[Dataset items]
-=-=-=-=-

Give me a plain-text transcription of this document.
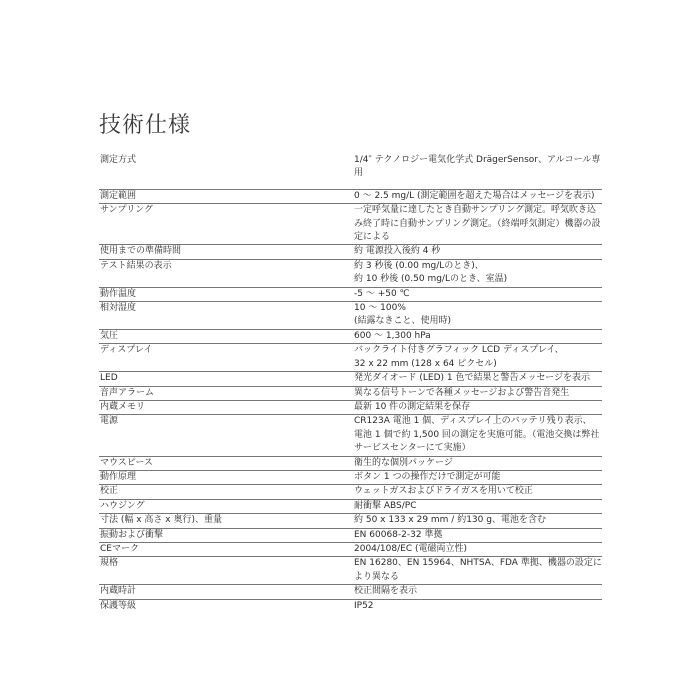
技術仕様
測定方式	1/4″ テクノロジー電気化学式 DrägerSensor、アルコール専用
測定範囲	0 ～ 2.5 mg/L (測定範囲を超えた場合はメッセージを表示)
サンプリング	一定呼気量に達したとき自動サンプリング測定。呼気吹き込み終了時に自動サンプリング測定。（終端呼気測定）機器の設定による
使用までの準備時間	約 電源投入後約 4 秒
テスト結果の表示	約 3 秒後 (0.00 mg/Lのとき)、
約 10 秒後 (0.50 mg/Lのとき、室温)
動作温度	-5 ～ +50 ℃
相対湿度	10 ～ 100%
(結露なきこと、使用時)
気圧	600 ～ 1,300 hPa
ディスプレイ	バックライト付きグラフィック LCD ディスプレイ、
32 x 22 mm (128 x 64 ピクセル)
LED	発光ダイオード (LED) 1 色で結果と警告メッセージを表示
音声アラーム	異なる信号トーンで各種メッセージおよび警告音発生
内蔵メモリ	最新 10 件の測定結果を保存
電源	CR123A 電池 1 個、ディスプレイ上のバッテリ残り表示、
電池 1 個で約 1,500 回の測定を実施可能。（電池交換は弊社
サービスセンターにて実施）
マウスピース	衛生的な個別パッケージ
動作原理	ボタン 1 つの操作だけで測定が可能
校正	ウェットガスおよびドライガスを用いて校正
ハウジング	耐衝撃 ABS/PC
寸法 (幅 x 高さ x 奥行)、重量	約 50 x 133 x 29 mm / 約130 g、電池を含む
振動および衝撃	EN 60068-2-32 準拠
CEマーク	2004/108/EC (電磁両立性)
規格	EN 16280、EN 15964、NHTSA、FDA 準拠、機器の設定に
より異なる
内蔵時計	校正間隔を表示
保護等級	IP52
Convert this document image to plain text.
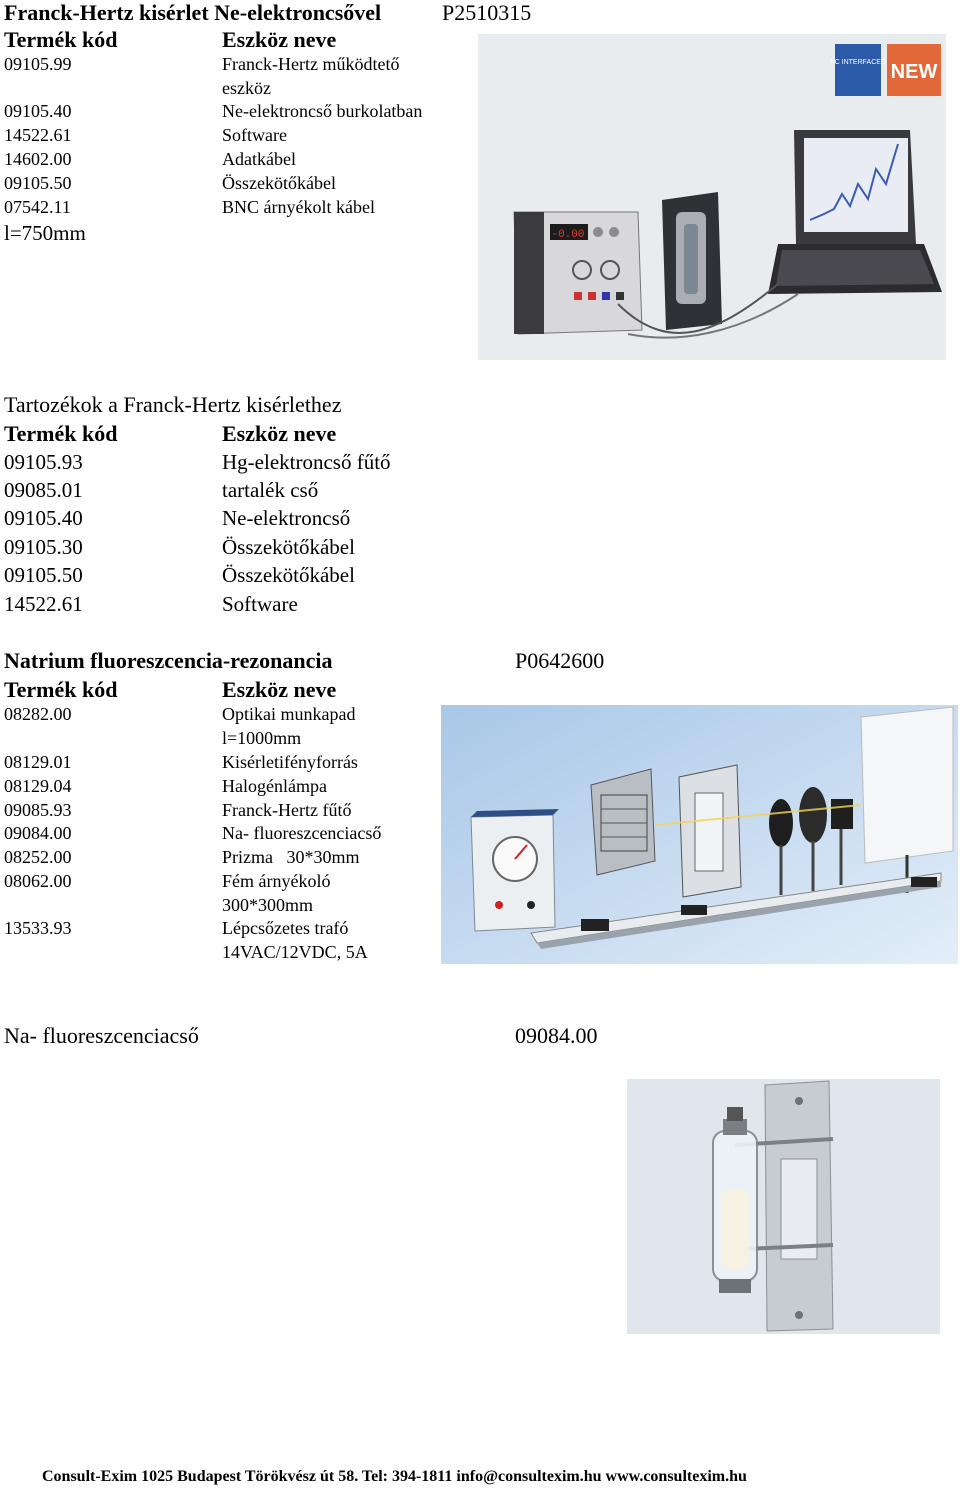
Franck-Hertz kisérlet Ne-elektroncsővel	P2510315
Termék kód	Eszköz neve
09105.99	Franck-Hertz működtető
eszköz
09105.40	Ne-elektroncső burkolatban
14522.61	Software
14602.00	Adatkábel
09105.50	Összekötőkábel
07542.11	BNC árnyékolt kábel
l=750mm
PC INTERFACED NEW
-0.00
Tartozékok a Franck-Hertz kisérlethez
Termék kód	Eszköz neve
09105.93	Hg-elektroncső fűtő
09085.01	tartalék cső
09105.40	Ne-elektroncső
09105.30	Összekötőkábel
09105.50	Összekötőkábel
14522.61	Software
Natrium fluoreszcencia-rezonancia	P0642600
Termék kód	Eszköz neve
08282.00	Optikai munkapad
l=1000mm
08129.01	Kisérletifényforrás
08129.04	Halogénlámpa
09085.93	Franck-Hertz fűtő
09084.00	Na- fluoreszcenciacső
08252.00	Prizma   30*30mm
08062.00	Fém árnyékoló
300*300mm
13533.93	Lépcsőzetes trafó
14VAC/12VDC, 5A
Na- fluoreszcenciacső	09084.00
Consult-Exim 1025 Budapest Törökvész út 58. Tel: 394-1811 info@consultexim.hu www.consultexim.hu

-=-=-=-=-

### DIRECTION
Looking at the listing above, count the lines that contain "Lのとき" and give nothing but the number.

### WRITTEN REPLY
2